## INPUT FOR THIS TASK
[START]
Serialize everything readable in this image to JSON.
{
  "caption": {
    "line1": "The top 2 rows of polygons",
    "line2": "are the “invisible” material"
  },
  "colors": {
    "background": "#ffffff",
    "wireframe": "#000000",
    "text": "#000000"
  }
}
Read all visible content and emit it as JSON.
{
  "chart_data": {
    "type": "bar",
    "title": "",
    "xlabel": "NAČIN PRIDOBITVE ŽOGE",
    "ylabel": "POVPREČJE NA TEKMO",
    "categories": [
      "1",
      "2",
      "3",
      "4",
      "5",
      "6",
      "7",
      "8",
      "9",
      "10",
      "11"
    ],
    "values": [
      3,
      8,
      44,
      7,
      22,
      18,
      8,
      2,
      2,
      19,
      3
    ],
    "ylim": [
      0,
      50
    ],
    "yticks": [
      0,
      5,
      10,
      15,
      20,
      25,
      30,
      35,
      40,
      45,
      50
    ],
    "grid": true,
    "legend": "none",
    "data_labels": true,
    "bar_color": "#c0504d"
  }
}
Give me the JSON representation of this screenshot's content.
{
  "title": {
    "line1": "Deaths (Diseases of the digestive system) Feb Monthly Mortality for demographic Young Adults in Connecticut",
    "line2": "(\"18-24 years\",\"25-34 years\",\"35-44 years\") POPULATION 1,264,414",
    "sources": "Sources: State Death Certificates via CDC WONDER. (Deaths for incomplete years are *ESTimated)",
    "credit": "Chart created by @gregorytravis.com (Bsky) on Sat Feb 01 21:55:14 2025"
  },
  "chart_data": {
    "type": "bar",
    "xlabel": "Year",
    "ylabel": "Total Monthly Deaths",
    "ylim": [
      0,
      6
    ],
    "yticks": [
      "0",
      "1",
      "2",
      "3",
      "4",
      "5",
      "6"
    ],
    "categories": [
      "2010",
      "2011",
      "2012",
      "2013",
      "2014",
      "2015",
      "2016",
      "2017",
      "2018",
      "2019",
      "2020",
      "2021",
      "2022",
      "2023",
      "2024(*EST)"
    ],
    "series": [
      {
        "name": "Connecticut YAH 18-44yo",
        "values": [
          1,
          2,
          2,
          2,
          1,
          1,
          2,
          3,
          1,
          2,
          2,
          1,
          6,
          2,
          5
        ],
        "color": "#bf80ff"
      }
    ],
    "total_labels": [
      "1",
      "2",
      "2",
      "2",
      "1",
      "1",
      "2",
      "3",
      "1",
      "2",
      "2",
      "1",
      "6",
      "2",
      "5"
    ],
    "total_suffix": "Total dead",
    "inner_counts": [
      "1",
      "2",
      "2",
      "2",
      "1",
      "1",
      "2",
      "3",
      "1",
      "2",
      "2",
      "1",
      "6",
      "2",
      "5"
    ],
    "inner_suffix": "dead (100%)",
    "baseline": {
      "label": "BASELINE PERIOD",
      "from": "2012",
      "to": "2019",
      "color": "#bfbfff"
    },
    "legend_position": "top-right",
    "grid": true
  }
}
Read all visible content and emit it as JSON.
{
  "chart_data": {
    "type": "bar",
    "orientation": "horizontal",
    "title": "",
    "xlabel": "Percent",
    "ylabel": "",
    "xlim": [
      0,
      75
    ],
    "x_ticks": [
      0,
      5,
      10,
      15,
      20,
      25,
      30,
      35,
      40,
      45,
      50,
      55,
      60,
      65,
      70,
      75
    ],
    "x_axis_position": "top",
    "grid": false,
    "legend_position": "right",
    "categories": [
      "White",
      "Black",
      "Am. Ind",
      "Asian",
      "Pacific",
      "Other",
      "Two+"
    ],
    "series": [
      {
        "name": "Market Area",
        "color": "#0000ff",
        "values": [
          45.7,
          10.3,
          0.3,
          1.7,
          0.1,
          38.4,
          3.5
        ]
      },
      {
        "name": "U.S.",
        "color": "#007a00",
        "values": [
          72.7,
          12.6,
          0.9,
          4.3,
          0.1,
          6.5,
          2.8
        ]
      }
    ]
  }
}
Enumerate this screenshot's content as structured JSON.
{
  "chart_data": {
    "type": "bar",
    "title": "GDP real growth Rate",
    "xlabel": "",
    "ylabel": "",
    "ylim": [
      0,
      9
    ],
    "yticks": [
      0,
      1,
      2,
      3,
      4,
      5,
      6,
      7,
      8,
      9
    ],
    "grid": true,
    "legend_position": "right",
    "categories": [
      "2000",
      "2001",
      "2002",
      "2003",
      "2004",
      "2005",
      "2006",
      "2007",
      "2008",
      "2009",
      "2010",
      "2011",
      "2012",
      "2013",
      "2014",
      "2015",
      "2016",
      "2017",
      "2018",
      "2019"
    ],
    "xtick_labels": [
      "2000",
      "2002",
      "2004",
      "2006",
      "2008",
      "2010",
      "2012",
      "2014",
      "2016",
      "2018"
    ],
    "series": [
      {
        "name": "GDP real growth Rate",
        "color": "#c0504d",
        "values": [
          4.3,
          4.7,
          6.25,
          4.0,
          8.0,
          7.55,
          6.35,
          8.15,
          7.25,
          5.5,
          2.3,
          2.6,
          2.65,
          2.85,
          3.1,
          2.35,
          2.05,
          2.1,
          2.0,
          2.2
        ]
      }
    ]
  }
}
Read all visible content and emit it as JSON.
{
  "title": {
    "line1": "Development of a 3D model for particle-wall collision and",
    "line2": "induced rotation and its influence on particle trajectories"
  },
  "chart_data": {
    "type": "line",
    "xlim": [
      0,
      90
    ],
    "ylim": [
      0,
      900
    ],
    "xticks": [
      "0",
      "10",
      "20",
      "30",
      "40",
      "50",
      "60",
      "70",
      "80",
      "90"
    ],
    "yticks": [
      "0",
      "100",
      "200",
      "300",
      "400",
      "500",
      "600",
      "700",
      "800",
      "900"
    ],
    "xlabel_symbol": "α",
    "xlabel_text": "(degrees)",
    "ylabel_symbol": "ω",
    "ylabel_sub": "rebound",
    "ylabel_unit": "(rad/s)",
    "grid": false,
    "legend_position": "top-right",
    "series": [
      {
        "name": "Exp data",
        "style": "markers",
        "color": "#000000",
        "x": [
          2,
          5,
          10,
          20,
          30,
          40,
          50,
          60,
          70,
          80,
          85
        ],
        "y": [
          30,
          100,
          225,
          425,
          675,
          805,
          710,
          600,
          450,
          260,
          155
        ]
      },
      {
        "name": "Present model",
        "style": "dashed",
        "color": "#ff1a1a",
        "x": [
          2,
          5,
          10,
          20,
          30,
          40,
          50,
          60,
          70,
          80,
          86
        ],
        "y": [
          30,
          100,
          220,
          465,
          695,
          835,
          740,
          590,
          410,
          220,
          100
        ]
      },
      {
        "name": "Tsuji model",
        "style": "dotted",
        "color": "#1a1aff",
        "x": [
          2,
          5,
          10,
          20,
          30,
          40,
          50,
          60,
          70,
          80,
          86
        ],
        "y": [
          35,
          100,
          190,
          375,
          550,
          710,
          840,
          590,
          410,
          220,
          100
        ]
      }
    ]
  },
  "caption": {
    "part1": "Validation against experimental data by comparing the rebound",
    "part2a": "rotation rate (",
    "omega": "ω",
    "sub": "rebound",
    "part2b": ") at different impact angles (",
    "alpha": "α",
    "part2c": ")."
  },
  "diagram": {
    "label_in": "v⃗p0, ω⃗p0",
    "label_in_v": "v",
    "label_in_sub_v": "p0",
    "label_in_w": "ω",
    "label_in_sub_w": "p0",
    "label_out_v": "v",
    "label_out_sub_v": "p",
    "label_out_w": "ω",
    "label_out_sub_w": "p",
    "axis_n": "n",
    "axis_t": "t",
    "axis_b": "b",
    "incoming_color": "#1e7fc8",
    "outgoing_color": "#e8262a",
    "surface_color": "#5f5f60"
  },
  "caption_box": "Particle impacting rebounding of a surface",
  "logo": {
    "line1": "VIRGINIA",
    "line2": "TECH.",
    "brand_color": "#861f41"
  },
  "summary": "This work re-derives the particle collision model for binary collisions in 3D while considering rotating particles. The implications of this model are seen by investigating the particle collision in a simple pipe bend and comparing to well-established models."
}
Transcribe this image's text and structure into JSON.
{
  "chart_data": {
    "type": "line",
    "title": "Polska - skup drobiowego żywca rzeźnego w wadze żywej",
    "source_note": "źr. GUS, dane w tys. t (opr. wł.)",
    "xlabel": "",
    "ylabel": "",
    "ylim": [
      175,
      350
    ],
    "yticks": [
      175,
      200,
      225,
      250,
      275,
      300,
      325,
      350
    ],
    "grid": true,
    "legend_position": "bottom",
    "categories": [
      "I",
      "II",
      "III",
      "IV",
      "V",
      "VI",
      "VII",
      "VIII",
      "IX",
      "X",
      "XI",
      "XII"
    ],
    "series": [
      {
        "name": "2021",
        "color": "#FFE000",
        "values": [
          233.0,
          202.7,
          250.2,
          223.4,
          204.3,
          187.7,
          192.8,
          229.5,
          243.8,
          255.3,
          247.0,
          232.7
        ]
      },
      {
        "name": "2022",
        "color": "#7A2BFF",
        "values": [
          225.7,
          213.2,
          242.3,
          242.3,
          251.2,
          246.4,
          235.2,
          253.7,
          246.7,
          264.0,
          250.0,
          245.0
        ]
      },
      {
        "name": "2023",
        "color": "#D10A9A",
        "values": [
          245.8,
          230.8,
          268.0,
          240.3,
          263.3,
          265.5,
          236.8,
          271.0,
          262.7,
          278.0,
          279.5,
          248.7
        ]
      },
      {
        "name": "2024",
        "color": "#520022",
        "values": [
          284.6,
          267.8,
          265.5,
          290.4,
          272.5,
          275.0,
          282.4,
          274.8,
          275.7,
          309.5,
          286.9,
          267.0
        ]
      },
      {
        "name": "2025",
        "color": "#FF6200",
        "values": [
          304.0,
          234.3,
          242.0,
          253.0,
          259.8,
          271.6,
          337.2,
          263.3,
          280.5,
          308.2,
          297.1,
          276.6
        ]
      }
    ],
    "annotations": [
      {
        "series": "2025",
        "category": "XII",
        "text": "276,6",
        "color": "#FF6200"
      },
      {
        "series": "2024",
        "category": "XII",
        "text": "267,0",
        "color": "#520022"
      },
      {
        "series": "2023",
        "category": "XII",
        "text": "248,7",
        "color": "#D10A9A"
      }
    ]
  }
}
[END]
## YOUR OBJECTIVE
Copy every line from the entries that contains the word "real".

## RESPONSE BELOW
    "title": "GDP real growth Rate",
        "name": "GDP real growth Rate",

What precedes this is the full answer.